• DIRECTION: Return every entry exactly.

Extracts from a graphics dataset
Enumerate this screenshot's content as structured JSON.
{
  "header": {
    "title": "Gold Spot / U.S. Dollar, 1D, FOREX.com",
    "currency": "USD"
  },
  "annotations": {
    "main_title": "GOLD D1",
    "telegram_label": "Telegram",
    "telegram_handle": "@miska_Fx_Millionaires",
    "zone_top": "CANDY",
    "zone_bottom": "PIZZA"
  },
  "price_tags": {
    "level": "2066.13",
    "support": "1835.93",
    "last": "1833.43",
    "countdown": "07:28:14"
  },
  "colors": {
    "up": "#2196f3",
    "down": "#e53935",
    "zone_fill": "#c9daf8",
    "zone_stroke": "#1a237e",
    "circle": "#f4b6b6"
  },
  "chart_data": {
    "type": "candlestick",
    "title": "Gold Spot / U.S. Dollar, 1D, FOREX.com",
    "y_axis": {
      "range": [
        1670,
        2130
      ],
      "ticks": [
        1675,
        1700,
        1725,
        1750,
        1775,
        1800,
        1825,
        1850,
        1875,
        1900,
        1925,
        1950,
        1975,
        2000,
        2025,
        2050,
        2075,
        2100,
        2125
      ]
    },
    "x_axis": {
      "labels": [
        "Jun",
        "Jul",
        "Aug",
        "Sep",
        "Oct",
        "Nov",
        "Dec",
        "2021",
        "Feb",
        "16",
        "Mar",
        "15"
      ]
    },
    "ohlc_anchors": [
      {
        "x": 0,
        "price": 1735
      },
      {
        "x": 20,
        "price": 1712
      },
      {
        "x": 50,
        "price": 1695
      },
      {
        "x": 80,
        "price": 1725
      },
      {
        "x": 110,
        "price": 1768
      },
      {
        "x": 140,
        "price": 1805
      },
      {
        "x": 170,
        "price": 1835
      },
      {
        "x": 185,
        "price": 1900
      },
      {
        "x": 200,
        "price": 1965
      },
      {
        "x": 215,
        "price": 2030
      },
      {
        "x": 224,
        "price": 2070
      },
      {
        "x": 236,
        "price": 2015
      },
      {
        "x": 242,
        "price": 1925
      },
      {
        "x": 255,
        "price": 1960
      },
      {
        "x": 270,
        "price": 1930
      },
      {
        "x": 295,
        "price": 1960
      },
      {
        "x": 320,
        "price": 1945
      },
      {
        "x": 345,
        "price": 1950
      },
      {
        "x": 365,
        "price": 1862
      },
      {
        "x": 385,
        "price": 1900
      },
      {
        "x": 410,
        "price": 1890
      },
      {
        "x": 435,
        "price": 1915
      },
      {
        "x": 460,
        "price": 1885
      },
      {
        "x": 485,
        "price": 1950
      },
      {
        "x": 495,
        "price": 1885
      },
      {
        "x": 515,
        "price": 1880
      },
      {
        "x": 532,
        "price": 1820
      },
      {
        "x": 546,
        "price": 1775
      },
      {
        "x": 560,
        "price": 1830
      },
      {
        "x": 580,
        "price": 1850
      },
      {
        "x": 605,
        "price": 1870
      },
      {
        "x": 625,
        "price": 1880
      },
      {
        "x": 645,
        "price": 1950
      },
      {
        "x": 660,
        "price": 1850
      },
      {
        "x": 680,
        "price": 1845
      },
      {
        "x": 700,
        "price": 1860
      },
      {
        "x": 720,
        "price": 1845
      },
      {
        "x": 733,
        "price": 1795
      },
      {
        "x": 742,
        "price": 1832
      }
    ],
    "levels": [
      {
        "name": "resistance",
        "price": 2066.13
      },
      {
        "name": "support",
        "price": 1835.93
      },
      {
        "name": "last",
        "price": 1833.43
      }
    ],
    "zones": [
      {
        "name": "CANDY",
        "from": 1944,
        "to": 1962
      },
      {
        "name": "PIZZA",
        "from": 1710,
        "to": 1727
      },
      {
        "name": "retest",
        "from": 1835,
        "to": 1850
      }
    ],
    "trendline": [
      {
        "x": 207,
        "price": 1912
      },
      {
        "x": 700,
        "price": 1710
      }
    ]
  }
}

• SOLUTION TO THIS PROBLEM:
Enumerate this screenshot's content as structured JSON.
{
  "header": {
    "title": "Gold Spot / U.S. Dollar, 1D, FOREX.com",
    "currency": "USD"
  },
  "annotations": {
    "main_title": "GOLD D1",
    "telegram_label": "Telegram",
    "telegram_handle": "@miska_Fx_Millionaires",
    "zone_top": "CANDY",
    "zone_bottom": "PIZZA"
  },
  "price_tags": {
    "level": "2066.13",
    "support": "1835.93",
    "last": "1833.43",
    "countdown": "07:28:14"
  },
  "colors": {
    "up": "#2196f3",
    "down": "#e53935",
    "zone_fill": "#c9daf8",
    "zone_stroke": "#1a237e",
    "circle": "#f4b6b6"
  },
  "chart_data": {
    "type": "candlestick",
    "title": "Gold Spot / U.S. Dollar, 1D, FOREX.com",
    "y_axis": {
      "range": [
        1670,
        2130
      ],
      "ticks": [
        1675,
        1700,
        1725,
        1750,
        1775,
        1800,
        1825,
        1850,
        1875,
        1900,
        1925,
        1950,
        1975,
        2000,
        2025,
        2050,
        2075,
        2100,
        2125
      ]
    },
    "x_axis": {
      "labels": [
        "Jun",
        "Jul",
        "Aug",
        "Sep",
        "Oct",
        "Nov",
        "Dec",
        "2021",
        "Feb",
        "16",
        "Mar",
        "15"
      ]
    },
    "ohlc_anchors": [
      {
        "x": 0,
        "price": 1735
      },
      {
        "x": 20,
        "price": 1712
      },
      {
        "x": 50,
        "price": 1695
      },
      {
        "x": 80,
        "price": 1725
      },
      {
        "x": 110,
        "price": 1768
      },
      {
        "x": 140,
        "price": 1805
      },
      {
        "x": 170,
        "price": 1835
      },
      {
        "x": 185,
        "price": 1900
      },
      {
        "x": 200,
        "price": 1965
      },
      {
        "x": 215,
        "price": 2030
      },
      {
        "x": 224,
        "price": 2070
      },
      {
        "x": 236,
        "price": 2015
      },
      {
        "x": 242,
        "price": 1925
      },
      {
        "x": 255,
        "price": 1960
      },
      {
        "x": 270,
        "price": 1930
      },
      {
        "x": 295,
        "price": 1960
      },
      {
        "x": 320,
        "price": 1945
      },
      {
        "x": 345,
        "price": 1950
      },
      {
        "x": 365,
        "price": 1862
      },
      {
        "x": 385,
        "price": 1900
      },
      {
        "x": 410,
        "price": 1890
      },
      {
        "x": 435,
        "price": 1915
      },
      {
        "x": 460,
        "price": 1885
      },
      {
        "x": 485,
        "price": 1950
      },
      {
        "x": 495,
        "price": 1885
      },
      {
        "x": 515,
        "price": 1880
      },
      {
        "x": 532,
        "price": 1820
      },
      {
        "x": 546,
        "price": 1775
      },
      {
        "x": 560,
        "price": 1830
      },
      {
        "x": 580,
        "price": 1850
      },
      {
        "x": 605,
        "price": 1870
      },
      {
        "x": 625,
        "price": 1880
      },
      {
        "x": 645,
        "price": 1950
      },
      {
        "x": 660,
        "price": 1850
      },
      {
        "x": 680,
        "price": 1845
      },
      {
        "x": 700,
        "price": 1860
      },
      {
        "x": 720,
        "price": 1845
      },
      {
        "x": 733,
        "price": 1795
      },
      {
        "x": 742,
        "price": 1832
      }
    ],
    "levels": [
      {
        "name": "resistance",
        "price": 2066.13
      },
      {
        "name": "support",
        "price": 1835.93
      },
      {
        "name": "last",
        "price": 1833.43
      }
    ],
    "zones": [
      {
        "name": "CANDY",
        "from": 1944,
        "to": 1962
      },
      {
        "name": "PIZZA",
        "from": 1710,
        "to": 1727
      },
      {
        "name": "retest",
        "from": 1835,
        "to": 1850
      }
    ],
    "trendline": [
      {
        "x": 207,
        "price": 1912
      },
      {
        "x": 700,
        "price": 1710
      }
    ]
  }
}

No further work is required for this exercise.